**Data section:**
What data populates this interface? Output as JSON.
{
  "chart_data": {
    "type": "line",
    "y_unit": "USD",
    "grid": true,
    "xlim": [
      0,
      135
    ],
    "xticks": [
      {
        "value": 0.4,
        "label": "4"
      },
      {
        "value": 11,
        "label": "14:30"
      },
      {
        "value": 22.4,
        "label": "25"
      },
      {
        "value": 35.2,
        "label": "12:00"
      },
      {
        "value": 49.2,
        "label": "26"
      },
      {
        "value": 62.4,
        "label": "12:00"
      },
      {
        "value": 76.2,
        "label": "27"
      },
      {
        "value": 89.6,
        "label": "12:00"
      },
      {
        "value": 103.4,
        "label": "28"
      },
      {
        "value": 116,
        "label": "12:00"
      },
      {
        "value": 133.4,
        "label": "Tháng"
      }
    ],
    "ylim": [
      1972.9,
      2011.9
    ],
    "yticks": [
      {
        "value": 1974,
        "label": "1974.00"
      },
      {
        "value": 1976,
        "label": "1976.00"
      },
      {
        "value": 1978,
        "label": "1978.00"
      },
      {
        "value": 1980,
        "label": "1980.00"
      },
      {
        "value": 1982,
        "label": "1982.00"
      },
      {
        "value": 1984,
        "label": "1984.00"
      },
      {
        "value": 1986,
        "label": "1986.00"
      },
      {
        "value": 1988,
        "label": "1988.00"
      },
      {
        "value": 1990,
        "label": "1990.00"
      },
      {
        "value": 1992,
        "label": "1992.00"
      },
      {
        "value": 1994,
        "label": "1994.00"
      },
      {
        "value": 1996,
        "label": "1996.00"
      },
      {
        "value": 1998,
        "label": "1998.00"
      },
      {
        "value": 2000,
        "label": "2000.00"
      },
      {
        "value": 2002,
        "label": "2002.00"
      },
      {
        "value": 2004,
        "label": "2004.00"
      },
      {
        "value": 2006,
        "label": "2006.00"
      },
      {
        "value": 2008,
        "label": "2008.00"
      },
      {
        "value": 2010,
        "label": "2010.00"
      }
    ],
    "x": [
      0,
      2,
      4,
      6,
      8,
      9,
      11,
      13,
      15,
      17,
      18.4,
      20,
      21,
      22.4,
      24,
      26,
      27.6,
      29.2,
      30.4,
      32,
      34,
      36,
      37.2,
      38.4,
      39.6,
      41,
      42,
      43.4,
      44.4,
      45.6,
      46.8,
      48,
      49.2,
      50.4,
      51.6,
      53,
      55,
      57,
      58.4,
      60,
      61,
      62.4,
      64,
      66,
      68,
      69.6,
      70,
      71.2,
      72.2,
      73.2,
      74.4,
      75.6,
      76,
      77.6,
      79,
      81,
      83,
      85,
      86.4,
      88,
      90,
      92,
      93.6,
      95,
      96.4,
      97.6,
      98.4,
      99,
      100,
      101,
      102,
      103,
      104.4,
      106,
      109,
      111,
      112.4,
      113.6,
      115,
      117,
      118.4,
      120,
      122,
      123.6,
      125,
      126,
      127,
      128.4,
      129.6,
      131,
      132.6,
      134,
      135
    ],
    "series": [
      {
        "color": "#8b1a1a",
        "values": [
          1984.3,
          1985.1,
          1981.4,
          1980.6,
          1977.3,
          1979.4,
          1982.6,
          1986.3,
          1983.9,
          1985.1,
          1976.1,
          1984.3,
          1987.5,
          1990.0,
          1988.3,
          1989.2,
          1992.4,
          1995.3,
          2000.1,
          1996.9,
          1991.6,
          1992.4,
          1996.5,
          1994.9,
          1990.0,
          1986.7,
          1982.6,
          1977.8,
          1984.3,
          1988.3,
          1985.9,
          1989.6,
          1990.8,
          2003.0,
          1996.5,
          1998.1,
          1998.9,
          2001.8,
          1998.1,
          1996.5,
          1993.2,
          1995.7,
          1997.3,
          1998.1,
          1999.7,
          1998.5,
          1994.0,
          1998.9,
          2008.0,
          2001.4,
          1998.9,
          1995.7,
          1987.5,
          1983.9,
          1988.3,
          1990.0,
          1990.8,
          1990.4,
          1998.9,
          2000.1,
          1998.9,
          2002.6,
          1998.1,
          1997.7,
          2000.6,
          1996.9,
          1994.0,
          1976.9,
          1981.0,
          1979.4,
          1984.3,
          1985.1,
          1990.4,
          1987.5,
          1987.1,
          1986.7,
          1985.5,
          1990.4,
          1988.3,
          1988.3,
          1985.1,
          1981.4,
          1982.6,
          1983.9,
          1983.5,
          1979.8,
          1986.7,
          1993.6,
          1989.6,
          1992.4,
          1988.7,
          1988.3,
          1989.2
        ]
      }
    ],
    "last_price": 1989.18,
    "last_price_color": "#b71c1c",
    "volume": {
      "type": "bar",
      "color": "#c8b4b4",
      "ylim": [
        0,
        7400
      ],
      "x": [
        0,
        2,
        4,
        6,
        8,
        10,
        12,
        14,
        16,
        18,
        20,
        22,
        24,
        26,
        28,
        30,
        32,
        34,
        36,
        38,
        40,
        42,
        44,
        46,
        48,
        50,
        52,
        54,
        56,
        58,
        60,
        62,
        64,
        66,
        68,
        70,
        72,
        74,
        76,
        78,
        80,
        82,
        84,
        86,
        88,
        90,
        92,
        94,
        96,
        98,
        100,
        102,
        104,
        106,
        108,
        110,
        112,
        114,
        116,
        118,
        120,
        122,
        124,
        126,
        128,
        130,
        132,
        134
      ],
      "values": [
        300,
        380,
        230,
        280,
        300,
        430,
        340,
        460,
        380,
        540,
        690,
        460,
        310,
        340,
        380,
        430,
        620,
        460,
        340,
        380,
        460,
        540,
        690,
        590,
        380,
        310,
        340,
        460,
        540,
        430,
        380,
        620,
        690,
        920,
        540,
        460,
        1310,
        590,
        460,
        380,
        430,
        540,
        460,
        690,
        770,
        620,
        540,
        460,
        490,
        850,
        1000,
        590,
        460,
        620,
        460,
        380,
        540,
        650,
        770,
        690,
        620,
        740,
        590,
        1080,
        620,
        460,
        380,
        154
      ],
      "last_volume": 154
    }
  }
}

**Problem statement:**
Reproduce the listing above word for word.

**Task result:**
What data populates this interface? Output as JSON.
{
  "chart_data": {
    "type": "line",
    "y_unit": "USD",
    "grid": true,
    "xlim": [
      0,
      135
    ],
    "xticks": [
      {
        "value": 0.4,
        "label": "4"
      },
      {
        "value": 11,
        "label": "14:30"
      },
      {
        "value": 22.4,
        "label": "25"
      },
      {
        "value": 35.2,
        "label": "12:00"
      },
      {
        "value": 49.2,
        "label": "26"
      },
      {
        "value": 62.4,
        "label": "12:00"
      },
      {
        "value": 76.2,
        "label": "27"
      },
      {
        "value": 89.6,
        "label": "12:00"
      },
      {
        "value": 103.4,
        "label": "28"
      },
      {
        "value": 116,
        "label": "12:00"
      },
      {
        "value": 133.4,
        "label": "Tháng"
      }
    ],
    "ylim": [
      1972.9,
      2011.9
    ],
    "yticks": [
      {
        "value": 1974,
        "label": "1974.00"
      },
      {
        "value": 1976,
        "label": "1976.00"
      },
      {
        "value": 1978,
        "label": "1978.00"
      },
      {
        "value": 1980,
        "label": "1980.00"
      },
      {
        "value": 1982,
        "label": "1982.00"
      },
      {
        "value": 1984,
        "label": "1984.00"
      },
      {
        "value": 1986,
        "label": "1986.00"
      },
      {
        "value": 1988,
        "label": "1988.00"
      },
      {
        "value": 1990,
        "label": "1990.00"
      },
      {
        "value": 1992,
        "label": "1992.00"
      },
      {
        "value": 1994,
        "label": "1994.00"
      },
      {
        "value": 1996,
        "label": "1996.00"
      },
      {
        "value": 1998,
        "label": "1998.00"
      },
      {
        "value": 2000,
        "label": "2000.00"
      },
      {
        "value": 2002,
        "label": "2002.00"
      },
      {
        "value": 2004,
        "label": "2004.00"
      },
      {
        "value": 2006,
        "label": "2006.00"
      },
      {
        "value": 2008,
        "label": "2008.00"
      },
      {
        "value": 2010,
        "label": "2010.00"
      }
    ],
    "x": [
      0,
      2,
      4,
      6,
      8,
      9,
      11,
      13,
      15,
      17,
      18.4,
      20,
      21,
      22.4,
      24,
      26,
      27.6,
      29.2,
      30.4,
      32,
      34,
      36,
      37.2,
      38.4,
      39.6,
      41,
      42,
      43.4,
      44.4,
      45.6,
      46.8,
      48,
      49.2,
      50.4,
      51.6,
      53,
      55,
      57,
      58.4,
      60,
      61,
      62.4,
      64,
      66,
      68,
      69.6,
      70,
      71.2,
      72.2,
      73.2,
      74.4,
      75.6,
      76,
      77.6,
      79,
      81,
      83,
      85,
      86.4,
      88,
      90,
      92,
      93.6,
      95,
      96.4,
      97.6,
      98.4,
      99,
      100,
      101,
      102,
      103,
      104.4,
      106,
      109,
      111,
      112.4,
      113.6,
      115,
      117,
      118.4,
      120,
      122,
      123.6,
      125,
      126,
      127,
      128.4,
      129.6,
      131,
      132.6,
      134,
      135
    ],
    "series": [
      {
        "color": "#8b1a1a",
        "values": [
          1984.3,
          1985.1,
          1981.4,
          1980.6,
          1977.3,
          1979.4,
          1982.6,
          1986.3,
          1983.9,
          1985.1,
          1976.1,
          1984.3,
          1987.5,
          1990.0,
          1988.3,
          1989.2,
          1992.4,
          1995.3,
          2000.1,
          1996.9,
          1991.6,
          1992.4,
          1996.5,
          1994.9,
          1990.0,
          1986.7,
          1982.6,
          1977.8,
          1984.3,
          1988.3,
          1985.9,
          1989.6,
          1990.8,
          2003.0,
          1996.5,
          1998.1,
          1998.9,
          2001.8,
          1998.1,
          1996.5,
          1993.2,
          1995.7,
          1997.3,
          1998.1,
          1999.7,
          1998.5,
          1994.0,
          1998.9,
          2008.0,
          2001.4,
          1998.9,
          1995.7,
          1987.5,
          1983.9,
          1988.3,
          1990.0,
          1990.8,
          1990.4,
          1998.9,
          2000.1,
          1998.9,
          2002.6,
          1998.1,
          1997.7,
          2000.6,
          1996.9,
          1994.0,
          1976.9,
          1981.0,
          1979.4,
          1984.3,
          1985.1,
          1990.4,
          1987.5,
          1987.1,
          1986.7,
          1985.5,
          1990.4,
          1988.3,
          1988.3,
          1985.1,
          1981.4,
          1982.6,
          1983.9,
          1983.5,
          1979.8,
          1986.7,
          1993.6,
          1989.6,
          1992.4,
          1988.7,
          1988.3,
          1989.2
        ]
      }
    ],
    "last_price": 1989.18,
    "last_price_color": "#b71c1c",
    "volume": {
      "type": "bar",
      "color": "#c8b4b4",
      "ylim": [
        0,
        7400
      ],
      "x": [
        0,
        2,
        4,
        6,
        8,
        10,
        12,
        14,
        16,
        18,
        20,
        22,
        24,
        26,
        28,
        30,
        32,
        34,
        36,
        38,
        40,
        42,
        44,
        46,
        48,
        50,
        52,
        54,
        56,
        58,
        60,
        62,
        64,
        66,
        68,
        70,
        72,
        74,
        76,
        78,
        80,
        82,
        84,
        86,
        88,
        90,
        92,
        94,
        96,
        98,
        100,
        102,
        104,
        106,
        108,
        110,
        112,
        114,
        116,
        118,
        120,
        122,
        124,
        126,
        128,
        130,
        132,
        134
      ],
      "values": [
        300,
        380,
        230,
        280,
        300,
        430,
        340,
        460,
        380,
        540,
        690,
        460,
        310,
        340,
        380,
        430,
        620,
        460,
        340,
        380,
        460,
        540,
        690,
        590,
        380,
        310,
        340,
        460,
        540,
        430,
        380,
        620,
        690,
        920,
        540,
        460,
        1310,
        590,
        460,
        380,
        430,
        540,
        460,
        690,
        770,
        620,
        540,
        460,
        490,
        850,
        1000,
        590,
        460,
        620,
        460,
        380,
        540,
        650,
        770,
        690,
        620,
        740,
        590,
        1080,
        620,
        460,
        380,
        154
      ],
      "last_volume": 154
    }
  }
}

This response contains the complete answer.